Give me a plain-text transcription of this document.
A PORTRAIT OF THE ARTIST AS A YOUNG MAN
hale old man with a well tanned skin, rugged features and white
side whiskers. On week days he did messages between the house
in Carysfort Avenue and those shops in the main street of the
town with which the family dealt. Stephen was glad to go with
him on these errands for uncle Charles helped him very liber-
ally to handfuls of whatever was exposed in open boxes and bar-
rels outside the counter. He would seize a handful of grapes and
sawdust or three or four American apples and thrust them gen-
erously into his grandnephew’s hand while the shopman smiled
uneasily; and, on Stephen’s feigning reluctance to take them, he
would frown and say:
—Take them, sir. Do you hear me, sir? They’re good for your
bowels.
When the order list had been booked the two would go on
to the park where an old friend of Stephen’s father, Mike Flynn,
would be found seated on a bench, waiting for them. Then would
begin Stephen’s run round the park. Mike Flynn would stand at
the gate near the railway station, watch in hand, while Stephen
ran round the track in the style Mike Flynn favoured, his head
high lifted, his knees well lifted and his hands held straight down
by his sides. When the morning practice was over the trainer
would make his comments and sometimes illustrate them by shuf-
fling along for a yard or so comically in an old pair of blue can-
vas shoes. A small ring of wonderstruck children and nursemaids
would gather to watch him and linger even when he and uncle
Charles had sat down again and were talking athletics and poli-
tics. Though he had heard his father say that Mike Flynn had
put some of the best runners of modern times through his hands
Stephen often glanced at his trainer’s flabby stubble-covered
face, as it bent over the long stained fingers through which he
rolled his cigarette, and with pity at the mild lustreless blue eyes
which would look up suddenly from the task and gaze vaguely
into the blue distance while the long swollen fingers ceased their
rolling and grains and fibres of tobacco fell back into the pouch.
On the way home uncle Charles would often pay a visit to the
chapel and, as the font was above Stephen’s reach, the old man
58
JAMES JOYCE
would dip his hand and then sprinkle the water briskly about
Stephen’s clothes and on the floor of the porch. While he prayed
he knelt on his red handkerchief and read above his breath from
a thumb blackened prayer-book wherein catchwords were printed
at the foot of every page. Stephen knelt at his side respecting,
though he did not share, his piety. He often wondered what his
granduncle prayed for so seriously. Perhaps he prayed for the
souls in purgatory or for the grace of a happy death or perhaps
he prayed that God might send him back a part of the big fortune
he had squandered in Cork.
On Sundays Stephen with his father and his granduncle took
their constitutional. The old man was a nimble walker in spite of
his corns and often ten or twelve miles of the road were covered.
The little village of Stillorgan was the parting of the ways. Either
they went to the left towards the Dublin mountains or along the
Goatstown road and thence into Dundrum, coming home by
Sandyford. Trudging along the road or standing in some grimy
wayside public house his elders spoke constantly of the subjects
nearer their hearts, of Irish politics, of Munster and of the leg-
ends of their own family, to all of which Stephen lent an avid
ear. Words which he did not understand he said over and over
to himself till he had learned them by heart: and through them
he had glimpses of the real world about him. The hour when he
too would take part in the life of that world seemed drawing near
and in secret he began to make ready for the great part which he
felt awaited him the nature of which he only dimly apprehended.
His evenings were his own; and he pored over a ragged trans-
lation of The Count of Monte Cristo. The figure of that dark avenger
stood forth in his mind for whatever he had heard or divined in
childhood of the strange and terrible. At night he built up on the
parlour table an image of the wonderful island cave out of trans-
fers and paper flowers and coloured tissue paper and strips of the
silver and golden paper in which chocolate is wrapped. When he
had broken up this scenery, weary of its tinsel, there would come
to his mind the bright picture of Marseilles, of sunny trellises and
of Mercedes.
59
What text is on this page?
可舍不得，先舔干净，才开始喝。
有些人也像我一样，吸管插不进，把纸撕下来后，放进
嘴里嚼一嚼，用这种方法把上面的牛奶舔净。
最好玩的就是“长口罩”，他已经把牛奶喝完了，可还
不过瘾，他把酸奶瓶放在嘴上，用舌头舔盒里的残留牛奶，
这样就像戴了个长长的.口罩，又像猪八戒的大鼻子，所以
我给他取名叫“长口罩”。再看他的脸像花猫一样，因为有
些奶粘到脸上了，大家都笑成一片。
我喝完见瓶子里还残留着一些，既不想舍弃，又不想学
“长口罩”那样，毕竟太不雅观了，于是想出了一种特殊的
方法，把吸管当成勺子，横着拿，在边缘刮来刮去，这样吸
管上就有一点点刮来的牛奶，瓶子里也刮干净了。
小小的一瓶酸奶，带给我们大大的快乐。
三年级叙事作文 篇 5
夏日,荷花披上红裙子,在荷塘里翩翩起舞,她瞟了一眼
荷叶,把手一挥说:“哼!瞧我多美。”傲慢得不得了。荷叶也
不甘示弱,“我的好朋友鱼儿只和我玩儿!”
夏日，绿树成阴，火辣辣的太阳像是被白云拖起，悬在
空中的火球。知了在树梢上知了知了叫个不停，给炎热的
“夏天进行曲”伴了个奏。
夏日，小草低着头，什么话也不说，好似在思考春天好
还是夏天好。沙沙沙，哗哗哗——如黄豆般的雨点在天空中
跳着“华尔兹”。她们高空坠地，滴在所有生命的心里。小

Given exercise ->
Your task is to extract all of the records exactly.

Solution ->
Give me a plain-text transcription of this document.
A PORTRAIT OF THE ARTIST AS A YOUNG MAN
hale old man with a well tanned skin, rugged features and white
side whiskers. On week days he did messages between the house
in Carysfort Avenue and those shops in the main street of the
town with which the family dealt. Stephen was glad to go with
him on these errands for uncle Charles helped him very liber-
ally to handfuls of whatever was exposed in open boxes and bar-
rels outside the counter. He would seize a handful of grapes and
sawdust or three or four American apples and thrust them gen-
erously into his grandnephew’s hand while the shopman smiled
uneasily; and, on Stephen’s feigning reluctance to take them, he
would frown and say:
—Take them, sir. Do you hear me, sir? They’re good for your
bowels.
When the order list had been booked the two would go on
to the park where an old friend of Stephen’s father, Mike Flynn,
would be found seated on a bench, waiting for them. Then would
begin Stephen’s run round the park. Mike Flynn would stand at
the gate near the railway station, watch in hand, while Stephen
ran round the track in the style Mike Flynn favoured, his head
high lifted, his knees well lifted and his hands held straight down
by his sides. When the morning practice was over the trainer
would make his comments and sometimes illustrate them by shuf-
fling along for a yard or so comically in an old pair of blue can-
vas shoes. A small ring of wonderstruck children and nursemaids
would gather to watch him and linger even when he and uncle
Charles had sat down again and were talking athletics and poli-
tics. Though he had heard his father say that Mike Flynn had
put some of the best runners of modern times through his hands
Stephen often glanced at his trainer’s flabby stubble-covered
face, as it bent over the long stained fingers through which he
rolled his cigarette, and with pity at the mild lustreless blue eyes
which would look up suddenly from the task and gaze vaguely
into the blue distance while the long swollen fingers ceased their
rolling and grains and fibres of tobacco fell back into the pouch.
On the way home uncle Charles would often pay a visit to the
chapel and, as the font was above Stephen’s reach, the old man
58
JAMES JOYCE
would dip his hand and then sprinkle the water briskly about
Stephen’s clothes and on the floor of the porch. While he prayed
he knelt on his red handkerchief and read above his breath from
a thumb blackened prayer-book wherein catchwords were printed
at the foot of every page. Stephen knelt at his side respecting,
though he did not share, his piety. He often wondered what his
granduncle prayed for so seriously. Perhaps he prayed for the
souls in purgatory or for the grace of a happy death or perhaps
he prayed that God might send him back a part of the big fortune
he had squandered in Cork.
On Sundays Stephen with his father and his granduncle took
their constitutional. The old man was a nimble walker in spite of
his corns and often ten or twelve miles of the road were covered.
The little village of Stillorgan was the parting of the ways. Either
they went to the left towards the Dublin mountains or along the
Goatstown road and thence into Dundrum, coming home by
Sandyford. Trudging along the road or standing in some grimy
wayside public house his elders spoke constantly of the subjects
nearer their hearts, of Irish politics, of Munster and of the leg-
ends of their own family, to all of which Stephen lent an avid
ear. Words which he did not understand he said over and over
to himself till he had learned them by heart: and through them
he had glimpses of the real world about him. The hour when he
too would take part in the life of that world seemed drawing near
and in secret he began to make ready for the great part which he
felt awaited him the nature of which he only dimly apprehended.
His evenings were his own; and he pored over a ragged trans-
lation of The Count of Monte Cristo. The figure of that dark avenger
stood forth in his mind for whatever he had heard or divined in
childhood of the strange and terrible. At night he built up on the
parlour table an image of the wonderful island cave out of trans-
fers and paper flowers and coloured tissue paper and strips of the
silver and golden paper in which chocolate is wrapped. When he
had broken up this scenery, weary of its tinsel, there would come
to his mind the bright picture of Marseilles, of sunny trellises and
of Mercedes.
59
What text is on this page?
可舍不得，先舔干净，才开始喝。
有些人也像我一样，吸管插不进，把纸撕下来后，放进
嘴里嚼一嚼，用这种方法把上面的牛奶舔净。
最好玩的就是“长口罩”，他已经把牛奶喝完了，可还
不过瘾，他把酸奶瓶放在嘴上，用舌头舔盒里的残留牛奶，
这样就像戴了个长长的.口罩，又像猪八戒的大鼻子，所以
我给他取名叫“长口罩”。再看他的脸像花猫一样，因为有
些奶粘到脸上了，大家都笑成一片。
我喝完见瓶子里还残留着一些，既不想舍弃，又不想学
“长口罩”那样，毕竟太不雅观了，于是想出了一种特殊的
方法，把吸管当成勺子，横着拿，在边缘刮来刮去，这样吸
管上就有一点点刮来的牛奶，瓶子里也刮干净了。
小小的一瓶酸奶，带给我们大大的快乐。
三年级叙事作文 篇 5
夏日,荷花披上红裙子,在荷塘里翩翩起舞,她瞟了一眼
荷叶,把手一挥说:“哼!瞧我多美。”傲慢得不得了。荷叶也
不甘示弱,“我的好朋友鱼儿只和我玩儿!”
夏日，绿树成阴，火辣辣的太阳像是被白云拖起，悬在
空中的火球。知了在树梢上知了知了叫个不停，给炎热的
“夏天进行曲”伴了个奏。
夏日，小草低着头，什么话也不说，好似在思考春天好
还是夏天好。沙沙沙，哗哗哗——如黄豆般的雨点在天空中
跳着“华尔兹”。她们高空坠地，滴在所有生命的心里。小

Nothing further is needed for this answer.